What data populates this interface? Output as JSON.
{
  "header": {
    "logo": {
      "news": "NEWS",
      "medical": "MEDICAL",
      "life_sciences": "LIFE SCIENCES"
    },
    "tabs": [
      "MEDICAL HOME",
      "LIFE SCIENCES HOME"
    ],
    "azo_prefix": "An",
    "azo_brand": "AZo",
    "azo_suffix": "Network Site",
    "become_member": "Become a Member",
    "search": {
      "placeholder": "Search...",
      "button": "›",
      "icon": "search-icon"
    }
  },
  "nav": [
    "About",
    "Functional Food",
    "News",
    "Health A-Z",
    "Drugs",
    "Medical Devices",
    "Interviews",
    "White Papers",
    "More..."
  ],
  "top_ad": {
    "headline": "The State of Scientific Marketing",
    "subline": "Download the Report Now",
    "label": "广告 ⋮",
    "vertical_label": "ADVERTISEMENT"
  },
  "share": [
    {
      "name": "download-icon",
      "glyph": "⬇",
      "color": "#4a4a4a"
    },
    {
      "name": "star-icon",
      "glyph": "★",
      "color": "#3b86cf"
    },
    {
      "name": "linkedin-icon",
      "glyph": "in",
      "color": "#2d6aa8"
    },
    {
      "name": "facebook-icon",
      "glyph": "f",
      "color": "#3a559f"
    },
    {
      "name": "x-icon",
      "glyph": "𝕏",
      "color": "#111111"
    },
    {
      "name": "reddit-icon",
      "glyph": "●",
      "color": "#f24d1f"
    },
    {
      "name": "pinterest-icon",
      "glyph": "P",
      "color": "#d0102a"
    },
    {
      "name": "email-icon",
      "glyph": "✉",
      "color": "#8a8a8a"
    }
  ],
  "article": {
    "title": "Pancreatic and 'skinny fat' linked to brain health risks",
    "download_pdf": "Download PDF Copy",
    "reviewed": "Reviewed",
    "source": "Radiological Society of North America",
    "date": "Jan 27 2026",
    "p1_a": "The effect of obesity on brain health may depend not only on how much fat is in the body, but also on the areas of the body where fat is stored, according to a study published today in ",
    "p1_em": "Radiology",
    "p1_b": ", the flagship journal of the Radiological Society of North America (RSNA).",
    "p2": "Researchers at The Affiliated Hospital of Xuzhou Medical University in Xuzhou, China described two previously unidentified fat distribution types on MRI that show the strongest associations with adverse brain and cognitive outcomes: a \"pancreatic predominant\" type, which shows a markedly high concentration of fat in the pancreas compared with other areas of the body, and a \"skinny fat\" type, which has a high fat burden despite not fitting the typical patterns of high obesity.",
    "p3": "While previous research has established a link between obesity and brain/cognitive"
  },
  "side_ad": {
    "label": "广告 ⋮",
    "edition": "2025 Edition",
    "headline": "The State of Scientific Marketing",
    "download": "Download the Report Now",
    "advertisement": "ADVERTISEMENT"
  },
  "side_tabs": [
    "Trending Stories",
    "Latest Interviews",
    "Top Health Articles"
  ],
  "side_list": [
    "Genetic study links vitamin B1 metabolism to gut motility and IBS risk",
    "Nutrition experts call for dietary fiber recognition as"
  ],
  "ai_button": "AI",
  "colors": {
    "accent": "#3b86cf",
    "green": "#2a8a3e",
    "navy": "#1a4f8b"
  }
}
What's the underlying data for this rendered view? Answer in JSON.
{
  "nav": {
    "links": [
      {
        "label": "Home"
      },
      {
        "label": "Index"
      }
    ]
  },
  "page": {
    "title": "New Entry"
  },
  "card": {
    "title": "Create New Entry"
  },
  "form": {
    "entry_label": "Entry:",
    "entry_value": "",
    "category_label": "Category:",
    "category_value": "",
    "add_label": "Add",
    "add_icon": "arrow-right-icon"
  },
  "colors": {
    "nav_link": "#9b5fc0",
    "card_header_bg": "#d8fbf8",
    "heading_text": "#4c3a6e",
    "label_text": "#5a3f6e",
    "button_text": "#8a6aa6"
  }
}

------------------------------------------------------------

■ Stated task: Produce an exact repeat of the lines from the one containing "What's the underlying" through the last line of the data, and nothing more.

■ Exercise result:
What's the underlying data for this rendered view? Answer in JSON.
{
  "nav": {
    "links": [
      {
        "label": "Home"
      },
      {
        "label": "Index"
      }
    ]
  },
  "page": {
    "title": "New Entry"
  },
  "card": {
    "title": "Create New Entry"
  },
  "form": {
    "entry_label": "Entry:",
    "entry_value": "",
    "category_label": "Category:",
    "category_value": "",
    "add_label": "Add",
    "add_icon": "arrow-right-icon"
  },
  "colors": {
    "nav_link": "#9b5fc0",
    "card_header_bg": "#d8fbf8",
    "heading_text": "#4c3a6e",
    "label_text": "#5a3f6e",
    "button_text": "#8a6aa6"
  }
}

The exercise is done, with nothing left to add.